Records from a data source:
Begin
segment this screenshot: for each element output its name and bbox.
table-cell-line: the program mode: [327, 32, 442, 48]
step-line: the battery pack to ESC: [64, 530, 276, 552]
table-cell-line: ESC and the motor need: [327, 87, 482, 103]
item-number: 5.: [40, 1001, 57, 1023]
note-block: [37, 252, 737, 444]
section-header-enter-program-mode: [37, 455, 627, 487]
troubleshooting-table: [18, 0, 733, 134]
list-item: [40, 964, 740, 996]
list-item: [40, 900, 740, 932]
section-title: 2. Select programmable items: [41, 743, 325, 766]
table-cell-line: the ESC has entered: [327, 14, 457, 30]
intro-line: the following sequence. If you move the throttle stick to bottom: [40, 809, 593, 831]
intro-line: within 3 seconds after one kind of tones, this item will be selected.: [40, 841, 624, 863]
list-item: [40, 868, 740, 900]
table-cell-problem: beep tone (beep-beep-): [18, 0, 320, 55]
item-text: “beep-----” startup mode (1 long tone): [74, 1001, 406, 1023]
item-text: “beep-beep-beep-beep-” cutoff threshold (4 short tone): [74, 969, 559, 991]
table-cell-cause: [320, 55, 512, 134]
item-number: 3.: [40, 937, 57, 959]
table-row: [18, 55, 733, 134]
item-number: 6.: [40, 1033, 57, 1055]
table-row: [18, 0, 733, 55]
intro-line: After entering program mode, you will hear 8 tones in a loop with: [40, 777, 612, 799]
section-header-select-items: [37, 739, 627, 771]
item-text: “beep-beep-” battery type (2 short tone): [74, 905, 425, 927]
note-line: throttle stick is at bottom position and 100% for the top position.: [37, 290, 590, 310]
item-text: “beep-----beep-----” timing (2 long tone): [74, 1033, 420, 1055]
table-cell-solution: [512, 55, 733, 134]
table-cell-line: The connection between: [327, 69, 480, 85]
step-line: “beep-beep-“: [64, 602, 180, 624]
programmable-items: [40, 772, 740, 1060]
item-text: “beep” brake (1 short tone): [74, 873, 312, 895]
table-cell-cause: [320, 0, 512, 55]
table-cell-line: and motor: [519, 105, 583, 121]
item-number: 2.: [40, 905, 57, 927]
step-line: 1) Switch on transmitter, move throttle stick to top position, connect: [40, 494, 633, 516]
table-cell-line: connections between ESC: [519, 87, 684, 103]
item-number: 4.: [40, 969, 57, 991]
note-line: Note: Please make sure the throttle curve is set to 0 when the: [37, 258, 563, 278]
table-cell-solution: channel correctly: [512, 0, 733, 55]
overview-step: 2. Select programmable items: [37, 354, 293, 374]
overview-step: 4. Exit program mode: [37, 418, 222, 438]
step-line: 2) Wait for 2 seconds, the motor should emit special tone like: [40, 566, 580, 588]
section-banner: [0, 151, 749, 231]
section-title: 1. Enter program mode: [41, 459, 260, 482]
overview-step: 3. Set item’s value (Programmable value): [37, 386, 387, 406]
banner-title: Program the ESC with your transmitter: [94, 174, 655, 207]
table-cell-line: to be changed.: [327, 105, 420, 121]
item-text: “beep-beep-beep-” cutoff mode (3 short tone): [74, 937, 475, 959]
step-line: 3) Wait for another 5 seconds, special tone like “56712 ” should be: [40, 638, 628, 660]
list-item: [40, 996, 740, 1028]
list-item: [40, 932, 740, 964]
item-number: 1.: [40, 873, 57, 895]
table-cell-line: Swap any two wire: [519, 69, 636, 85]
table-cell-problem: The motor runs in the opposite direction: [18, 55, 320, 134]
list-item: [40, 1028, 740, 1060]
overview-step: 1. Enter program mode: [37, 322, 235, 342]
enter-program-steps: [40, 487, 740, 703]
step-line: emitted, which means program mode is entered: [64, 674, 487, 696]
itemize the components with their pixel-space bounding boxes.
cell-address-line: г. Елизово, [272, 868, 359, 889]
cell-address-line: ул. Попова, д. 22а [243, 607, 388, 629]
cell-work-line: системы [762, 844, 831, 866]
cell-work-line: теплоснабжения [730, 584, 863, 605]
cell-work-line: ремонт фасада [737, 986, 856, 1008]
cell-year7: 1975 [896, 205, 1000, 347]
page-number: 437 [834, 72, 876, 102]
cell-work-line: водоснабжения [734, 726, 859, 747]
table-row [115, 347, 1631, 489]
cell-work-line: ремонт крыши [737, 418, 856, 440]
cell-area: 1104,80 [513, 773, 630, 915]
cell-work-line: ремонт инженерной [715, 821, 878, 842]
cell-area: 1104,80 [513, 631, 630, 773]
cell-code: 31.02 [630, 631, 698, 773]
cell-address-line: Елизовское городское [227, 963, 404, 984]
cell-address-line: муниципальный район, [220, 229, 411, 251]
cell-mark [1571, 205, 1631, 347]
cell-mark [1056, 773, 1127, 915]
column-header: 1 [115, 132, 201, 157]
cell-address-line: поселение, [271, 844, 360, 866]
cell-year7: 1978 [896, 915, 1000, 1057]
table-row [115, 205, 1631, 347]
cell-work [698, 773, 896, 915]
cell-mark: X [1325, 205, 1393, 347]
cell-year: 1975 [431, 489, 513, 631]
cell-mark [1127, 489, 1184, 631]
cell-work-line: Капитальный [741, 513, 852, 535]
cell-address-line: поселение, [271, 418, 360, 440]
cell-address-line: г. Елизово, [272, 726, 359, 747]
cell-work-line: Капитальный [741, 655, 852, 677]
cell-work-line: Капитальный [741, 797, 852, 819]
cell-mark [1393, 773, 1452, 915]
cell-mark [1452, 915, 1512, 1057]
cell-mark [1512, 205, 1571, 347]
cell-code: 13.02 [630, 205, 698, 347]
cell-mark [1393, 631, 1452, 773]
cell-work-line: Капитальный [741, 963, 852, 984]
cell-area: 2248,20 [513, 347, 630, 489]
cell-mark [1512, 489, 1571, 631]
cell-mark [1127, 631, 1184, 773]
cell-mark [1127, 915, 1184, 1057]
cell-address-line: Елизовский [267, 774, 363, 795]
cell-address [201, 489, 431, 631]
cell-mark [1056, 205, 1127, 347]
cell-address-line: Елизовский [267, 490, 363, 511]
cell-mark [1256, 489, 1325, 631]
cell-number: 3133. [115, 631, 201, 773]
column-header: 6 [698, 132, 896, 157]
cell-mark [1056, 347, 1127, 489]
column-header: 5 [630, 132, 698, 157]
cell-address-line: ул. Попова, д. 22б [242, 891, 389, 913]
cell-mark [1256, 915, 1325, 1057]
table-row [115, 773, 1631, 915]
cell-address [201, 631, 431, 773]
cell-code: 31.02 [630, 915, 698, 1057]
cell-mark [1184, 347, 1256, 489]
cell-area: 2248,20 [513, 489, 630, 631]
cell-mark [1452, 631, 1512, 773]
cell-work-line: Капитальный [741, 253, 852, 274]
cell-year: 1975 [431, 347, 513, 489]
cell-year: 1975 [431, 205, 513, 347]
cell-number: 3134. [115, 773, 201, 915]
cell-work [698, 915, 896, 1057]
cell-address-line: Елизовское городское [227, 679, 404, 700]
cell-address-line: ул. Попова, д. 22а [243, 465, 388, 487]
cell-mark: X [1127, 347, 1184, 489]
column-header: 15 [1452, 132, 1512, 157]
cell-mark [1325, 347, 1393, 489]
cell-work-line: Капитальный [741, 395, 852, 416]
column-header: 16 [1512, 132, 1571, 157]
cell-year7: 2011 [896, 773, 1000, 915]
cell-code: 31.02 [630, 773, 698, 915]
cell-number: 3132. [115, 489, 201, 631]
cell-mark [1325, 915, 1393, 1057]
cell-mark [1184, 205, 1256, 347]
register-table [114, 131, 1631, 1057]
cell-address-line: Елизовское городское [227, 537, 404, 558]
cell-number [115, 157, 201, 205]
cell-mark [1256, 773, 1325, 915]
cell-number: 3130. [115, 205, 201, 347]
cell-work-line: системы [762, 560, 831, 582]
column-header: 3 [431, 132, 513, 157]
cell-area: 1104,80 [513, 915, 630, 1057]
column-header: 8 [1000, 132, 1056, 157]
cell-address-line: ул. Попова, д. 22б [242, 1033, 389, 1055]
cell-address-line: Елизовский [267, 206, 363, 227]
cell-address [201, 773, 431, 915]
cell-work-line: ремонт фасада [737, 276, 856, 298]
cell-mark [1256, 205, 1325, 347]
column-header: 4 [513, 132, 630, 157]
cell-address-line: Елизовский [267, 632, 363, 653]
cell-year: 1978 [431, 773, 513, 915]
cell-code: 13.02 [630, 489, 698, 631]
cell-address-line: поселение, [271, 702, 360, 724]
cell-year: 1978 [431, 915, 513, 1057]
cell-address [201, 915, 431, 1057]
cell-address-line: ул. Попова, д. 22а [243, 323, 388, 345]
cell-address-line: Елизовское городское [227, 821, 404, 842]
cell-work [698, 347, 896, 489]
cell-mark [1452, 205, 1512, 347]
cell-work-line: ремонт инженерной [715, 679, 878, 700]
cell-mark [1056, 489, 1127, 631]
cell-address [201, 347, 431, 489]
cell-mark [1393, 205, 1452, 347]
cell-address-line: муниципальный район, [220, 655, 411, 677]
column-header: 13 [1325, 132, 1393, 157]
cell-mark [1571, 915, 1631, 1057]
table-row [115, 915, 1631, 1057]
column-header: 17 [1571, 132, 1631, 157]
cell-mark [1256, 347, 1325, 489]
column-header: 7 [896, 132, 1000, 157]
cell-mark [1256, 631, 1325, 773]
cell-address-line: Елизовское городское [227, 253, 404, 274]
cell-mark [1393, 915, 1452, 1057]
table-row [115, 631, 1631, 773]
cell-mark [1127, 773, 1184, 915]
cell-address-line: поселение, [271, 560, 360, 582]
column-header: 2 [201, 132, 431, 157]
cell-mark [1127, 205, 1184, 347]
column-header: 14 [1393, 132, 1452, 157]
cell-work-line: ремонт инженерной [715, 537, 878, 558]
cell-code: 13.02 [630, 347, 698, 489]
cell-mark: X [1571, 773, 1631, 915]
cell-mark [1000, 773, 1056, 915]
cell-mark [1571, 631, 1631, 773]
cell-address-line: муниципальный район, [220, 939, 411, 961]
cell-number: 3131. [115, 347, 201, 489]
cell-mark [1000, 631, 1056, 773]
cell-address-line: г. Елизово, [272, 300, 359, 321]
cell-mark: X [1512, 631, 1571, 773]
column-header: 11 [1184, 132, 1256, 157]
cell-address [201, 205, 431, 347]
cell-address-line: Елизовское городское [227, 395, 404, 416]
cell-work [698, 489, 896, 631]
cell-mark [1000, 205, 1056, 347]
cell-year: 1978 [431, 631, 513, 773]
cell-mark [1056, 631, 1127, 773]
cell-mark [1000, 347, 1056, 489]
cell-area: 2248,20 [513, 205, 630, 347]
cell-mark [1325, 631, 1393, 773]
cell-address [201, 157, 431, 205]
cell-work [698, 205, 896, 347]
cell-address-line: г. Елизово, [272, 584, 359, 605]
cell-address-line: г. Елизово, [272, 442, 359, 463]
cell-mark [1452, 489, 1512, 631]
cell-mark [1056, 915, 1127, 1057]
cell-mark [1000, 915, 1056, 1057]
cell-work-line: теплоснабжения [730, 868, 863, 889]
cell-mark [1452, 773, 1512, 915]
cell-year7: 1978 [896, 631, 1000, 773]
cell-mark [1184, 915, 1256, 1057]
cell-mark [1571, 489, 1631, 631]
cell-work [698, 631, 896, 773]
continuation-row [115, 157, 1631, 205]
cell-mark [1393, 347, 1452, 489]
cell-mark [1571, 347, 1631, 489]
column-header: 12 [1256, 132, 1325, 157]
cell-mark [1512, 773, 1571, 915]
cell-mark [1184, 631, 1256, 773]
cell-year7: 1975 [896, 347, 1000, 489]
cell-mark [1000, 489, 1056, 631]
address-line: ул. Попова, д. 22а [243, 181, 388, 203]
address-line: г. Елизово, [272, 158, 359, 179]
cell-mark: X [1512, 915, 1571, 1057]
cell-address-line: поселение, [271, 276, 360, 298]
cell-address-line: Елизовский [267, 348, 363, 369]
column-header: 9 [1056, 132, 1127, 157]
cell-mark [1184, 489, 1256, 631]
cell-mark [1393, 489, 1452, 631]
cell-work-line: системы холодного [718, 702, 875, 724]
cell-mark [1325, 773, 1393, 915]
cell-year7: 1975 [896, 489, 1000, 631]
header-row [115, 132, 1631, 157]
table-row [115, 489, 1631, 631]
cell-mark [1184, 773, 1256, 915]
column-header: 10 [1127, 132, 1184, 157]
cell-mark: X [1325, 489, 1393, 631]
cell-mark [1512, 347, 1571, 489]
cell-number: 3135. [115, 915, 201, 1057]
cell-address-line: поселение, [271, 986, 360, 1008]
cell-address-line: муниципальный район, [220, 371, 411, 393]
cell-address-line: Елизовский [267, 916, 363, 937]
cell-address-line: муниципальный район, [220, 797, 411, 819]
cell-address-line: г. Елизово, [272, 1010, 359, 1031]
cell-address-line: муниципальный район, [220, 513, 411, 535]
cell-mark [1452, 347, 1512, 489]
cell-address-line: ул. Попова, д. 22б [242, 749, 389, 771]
End
Given exercise:
Transcribe the lines from the start of the records through the line holding "list-item: [40, 868, 740, 900]", inclusive, with no changes.

Response for this exercise:
segment this screenshot: for each element output its name and bbox.
table-cell-line: the program mode: [327, 32, 442, 48]
step-line: the battery pack to ESC: [64, 530, 276, 552]
table-cell-line: ESC and the motor need: [327, 87, 482, 103]
item-number: 5.: [40, 1001, 57, 1023]
note-block: [37, 252, 737, 444]
section-header-enter-program-mode: [37, 455, 627, 487]
troubleshooting-table: [18, 0, 733, 134]
list-item: [40, 964, 740, 996]
list-item: [40, 900, 740, 932]
section-title: 2. Select programmable items: [41, 743, 325, 766]
table-cell-line: the ESC has entered: [327, 14, 457, 30]
intro-line: the following sequence. If you move the throttle stick to bottom: [40, 809, 593, 831]
intro-line: within 3 seconds after one kind of tones, this item will be selected.: [40, 841, 624, 863]
list-item: [40, 868, 740, 900]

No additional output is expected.